# What is asked
In the entries below, find every line holding the string "name" and collect it.

# Data records
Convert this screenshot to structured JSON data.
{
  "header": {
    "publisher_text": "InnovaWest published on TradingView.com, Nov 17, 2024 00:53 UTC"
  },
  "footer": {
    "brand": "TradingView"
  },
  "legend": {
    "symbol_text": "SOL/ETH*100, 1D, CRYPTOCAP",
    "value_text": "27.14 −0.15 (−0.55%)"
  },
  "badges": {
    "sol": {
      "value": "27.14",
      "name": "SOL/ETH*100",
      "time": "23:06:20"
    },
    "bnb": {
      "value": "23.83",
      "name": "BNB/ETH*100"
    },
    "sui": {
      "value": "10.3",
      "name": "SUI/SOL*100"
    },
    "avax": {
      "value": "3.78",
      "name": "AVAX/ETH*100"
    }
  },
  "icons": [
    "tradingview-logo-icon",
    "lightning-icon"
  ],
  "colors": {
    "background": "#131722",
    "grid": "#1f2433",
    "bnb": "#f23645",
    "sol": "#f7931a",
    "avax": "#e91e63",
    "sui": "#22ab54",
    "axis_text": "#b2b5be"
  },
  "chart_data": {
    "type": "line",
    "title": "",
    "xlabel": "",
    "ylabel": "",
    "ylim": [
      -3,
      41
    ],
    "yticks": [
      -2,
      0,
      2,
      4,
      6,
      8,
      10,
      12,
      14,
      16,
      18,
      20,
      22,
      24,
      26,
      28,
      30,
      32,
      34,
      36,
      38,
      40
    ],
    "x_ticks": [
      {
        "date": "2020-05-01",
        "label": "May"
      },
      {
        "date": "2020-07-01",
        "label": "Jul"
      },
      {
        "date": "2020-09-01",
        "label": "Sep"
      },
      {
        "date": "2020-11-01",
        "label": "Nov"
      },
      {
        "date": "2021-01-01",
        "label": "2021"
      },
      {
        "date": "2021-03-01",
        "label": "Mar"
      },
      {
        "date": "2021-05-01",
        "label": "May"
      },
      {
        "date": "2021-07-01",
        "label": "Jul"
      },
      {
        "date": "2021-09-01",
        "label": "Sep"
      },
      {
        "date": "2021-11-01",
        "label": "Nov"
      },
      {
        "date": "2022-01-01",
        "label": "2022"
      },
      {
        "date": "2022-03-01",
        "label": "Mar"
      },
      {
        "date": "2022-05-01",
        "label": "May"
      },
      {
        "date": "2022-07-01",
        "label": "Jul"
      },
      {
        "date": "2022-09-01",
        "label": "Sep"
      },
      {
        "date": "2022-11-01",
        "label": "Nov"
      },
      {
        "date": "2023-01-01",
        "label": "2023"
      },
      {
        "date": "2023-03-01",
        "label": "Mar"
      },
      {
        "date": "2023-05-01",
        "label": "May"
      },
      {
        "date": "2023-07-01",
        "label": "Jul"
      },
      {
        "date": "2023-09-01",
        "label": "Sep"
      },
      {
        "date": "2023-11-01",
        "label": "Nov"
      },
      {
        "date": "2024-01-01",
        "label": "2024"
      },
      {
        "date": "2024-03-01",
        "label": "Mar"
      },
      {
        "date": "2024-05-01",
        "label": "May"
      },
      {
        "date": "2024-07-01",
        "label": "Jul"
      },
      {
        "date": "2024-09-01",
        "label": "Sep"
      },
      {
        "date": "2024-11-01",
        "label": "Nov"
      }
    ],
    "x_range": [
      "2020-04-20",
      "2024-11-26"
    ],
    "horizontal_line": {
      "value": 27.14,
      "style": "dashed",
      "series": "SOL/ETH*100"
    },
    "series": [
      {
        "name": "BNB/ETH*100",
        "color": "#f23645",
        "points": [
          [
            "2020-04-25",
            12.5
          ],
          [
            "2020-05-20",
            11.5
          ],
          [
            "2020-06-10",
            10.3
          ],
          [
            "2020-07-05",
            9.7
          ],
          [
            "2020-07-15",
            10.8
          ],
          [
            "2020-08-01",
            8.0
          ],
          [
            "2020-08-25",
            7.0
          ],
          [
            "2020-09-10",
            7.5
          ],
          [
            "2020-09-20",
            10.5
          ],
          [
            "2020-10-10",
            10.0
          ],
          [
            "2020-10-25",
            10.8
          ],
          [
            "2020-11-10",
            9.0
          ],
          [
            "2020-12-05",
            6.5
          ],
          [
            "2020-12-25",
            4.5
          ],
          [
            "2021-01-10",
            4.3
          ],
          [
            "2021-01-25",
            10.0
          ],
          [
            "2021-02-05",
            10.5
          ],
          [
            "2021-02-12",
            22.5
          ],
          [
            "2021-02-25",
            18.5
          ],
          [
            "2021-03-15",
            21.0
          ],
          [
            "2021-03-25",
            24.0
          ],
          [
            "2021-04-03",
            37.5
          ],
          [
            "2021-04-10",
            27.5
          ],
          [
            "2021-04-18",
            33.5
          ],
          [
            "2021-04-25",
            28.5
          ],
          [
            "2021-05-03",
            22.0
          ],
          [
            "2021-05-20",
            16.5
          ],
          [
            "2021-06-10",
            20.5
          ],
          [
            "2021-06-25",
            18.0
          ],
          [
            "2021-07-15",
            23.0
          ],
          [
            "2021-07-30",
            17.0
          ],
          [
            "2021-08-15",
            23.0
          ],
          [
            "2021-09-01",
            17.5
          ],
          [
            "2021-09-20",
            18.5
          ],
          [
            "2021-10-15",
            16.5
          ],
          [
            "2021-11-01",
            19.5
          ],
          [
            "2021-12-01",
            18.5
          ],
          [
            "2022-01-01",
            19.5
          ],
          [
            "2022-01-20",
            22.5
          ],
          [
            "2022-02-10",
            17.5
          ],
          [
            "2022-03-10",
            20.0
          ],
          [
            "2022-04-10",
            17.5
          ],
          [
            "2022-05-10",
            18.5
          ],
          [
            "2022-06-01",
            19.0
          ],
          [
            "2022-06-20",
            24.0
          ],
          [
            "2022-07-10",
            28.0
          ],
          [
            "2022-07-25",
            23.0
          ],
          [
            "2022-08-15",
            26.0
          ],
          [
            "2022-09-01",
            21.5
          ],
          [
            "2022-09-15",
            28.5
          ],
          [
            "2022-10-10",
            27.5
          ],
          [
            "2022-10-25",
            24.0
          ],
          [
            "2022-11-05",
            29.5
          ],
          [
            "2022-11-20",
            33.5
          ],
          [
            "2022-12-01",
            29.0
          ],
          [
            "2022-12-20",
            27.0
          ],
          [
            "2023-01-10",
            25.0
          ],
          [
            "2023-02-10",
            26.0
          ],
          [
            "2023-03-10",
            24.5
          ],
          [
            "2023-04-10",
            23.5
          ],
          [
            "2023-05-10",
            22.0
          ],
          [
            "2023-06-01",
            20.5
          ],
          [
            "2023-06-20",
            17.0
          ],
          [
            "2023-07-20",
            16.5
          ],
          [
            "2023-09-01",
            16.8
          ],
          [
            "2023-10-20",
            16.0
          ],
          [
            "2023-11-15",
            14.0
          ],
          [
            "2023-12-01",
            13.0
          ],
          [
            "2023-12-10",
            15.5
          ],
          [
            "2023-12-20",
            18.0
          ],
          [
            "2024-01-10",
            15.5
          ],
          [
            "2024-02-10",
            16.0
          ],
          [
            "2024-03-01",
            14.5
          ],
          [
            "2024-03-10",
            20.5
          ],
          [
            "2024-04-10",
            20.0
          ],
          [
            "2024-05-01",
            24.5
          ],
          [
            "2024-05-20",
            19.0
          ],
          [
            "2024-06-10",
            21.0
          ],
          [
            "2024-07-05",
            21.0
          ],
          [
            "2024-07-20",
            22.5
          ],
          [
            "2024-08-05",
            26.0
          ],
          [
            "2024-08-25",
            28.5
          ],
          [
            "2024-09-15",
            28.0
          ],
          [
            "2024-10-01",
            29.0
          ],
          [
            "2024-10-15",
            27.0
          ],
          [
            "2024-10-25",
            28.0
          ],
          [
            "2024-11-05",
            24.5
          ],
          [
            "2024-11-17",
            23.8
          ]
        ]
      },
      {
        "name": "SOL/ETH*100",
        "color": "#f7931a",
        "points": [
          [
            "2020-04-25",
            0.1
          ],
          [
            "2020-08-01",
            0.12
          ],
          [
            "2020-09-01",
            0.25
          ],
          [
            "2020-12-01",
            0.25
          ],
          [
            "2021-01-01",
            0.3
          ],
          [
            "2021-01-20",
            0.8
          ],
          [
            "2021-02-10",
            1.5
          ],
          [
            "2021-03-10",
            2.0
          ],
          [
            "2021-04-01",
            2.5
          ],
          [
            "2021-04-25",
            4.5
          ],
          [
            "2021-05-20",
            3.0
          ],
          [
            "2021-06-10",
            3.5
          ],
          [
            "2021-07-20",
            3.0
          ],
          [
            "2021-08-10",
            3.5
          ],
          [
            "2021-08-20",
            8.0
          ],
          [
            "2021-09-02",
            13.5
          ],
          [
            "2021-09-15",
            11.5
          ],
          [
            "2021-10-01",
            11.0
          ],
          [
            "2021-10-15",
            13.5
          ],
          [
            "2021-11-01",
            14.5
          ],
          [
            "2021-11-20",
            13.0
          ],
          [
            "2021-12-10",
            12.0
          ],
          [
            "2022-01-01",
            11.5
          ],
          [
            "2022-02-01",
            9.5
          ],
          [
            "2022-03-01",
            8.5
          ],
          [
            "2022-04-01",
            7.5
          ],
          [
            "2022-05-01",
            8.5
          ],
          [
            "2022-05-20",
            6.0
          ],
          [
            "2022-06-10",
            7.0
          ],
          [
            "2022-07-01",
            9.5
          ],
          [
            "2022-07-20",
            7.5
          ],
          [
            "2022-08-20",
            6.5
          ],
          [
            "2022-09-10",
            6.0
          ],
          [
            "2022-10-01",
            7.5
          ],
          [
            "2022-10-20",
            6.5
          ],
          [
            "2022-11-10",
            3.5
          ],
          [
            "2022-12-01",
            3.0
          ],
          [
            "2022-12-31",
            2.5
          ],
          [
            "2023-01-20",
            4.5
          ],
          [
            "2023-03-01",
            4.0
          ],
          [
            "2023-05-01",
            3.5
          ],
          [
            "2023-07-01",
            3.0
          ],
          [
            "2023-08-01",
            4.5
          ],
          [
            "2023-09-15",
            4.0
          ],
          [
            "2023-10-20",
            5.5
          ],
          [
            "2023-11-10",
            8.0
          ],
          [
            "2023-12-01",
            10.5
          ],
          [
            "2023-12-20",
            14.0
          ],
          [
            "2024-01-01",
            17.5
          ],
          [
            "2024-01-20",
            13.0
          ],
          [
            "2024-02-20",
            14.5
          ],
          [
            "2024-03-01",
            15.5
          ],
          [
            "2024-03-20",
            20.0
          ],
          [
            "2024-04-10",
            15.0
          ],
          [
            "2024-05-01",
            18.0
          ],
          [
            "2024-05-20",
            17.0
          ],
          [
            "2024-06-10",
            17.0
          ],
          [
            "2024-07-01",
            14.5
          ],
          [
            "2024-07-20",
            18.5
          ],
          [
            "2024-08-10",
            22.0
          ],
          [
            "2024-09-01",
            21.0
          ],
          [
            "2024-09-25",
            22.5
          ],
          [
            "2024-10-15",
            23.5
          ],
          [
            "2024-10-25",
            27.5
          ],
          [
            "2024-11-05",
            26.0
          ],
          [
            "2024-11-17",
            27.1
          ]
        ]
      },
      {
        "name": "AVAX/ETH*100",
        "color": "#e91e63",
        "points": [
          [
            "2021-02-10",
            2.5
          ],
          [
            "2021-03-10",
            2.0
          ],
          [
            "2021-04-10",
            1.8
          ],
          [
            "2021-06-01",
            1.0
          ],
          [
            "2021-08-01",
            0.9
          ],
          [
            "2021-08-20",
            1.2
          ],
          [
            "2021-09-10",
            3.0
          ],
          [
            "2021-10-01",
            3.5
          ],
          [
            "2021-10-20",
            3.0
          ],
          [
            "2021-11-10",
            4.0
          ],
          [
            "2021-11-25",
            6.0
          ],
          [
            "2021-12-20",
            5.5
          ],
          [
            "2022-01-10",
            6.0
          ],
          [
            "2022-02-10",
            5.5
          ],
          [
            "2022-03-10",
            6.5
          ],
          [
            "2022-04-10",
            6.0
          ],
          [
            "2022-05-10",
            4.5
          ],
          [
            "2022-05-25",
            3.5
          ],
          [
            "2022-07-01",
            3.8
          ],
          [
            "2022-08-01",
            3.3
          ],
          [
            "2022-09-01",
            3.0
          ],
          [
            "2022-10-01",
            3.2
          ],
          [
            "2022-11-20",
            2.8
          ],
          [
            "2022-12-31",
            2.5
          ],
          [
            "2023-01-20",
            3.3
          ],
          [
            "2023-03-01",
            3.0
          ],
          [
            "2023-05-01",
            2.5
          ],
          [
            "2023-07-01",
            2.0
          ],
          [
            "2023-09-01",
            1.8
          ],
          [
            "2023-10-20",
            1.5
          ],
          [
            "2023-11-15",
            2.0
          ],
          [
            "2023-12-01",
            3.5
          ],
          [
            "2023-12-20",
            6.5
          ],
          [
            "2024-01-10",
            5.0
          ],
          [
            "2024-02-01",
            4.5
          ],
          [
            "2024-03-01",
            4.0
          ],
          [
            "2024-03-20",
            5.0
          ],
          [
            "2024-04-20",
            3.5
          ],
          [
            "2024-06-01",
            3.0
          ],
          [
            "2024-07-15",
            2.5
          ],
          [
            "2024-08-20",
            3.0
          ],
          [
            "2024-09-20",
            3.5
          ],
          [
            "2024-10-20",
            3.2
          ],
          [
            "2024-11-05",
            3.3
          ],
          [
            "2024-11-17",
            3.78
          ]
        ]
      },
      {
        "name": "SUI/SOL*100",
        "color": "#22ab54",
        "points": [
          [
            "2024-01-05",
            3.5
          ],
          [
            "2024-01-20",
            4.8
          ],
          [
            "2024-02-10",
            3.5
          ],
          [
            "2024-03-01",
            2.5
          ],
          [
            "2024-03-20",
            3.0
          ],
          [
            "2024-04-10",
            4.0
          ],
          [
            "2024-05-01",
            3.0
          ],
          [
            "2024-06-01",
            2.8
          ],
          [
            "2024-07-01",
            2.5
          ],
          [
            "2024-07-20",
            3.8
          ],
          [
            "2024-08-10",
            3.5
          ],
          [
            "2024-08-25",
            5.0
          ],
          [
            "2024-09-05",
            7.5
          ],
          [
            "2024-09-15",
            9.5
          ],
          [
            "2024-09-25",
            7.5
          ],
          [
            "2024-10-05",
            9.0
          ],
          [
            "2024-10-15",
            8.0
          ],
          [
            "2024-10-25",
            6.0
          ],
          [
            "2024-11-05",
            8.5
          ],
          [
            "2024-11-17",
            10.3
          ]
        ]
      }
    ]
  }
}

# The answer
      "name": "SOL/ETH*100",
      "name": "BNB/ETH*100"
      "name": "SUI/SOL*100"
      "name": "AVAX/ETH*100"
        "name": "BNB/ETH*100",
        "name": "SOL/ETH*100",
        "name": "AVAX/ETH*100",
        "name": "SUI/SOL*100",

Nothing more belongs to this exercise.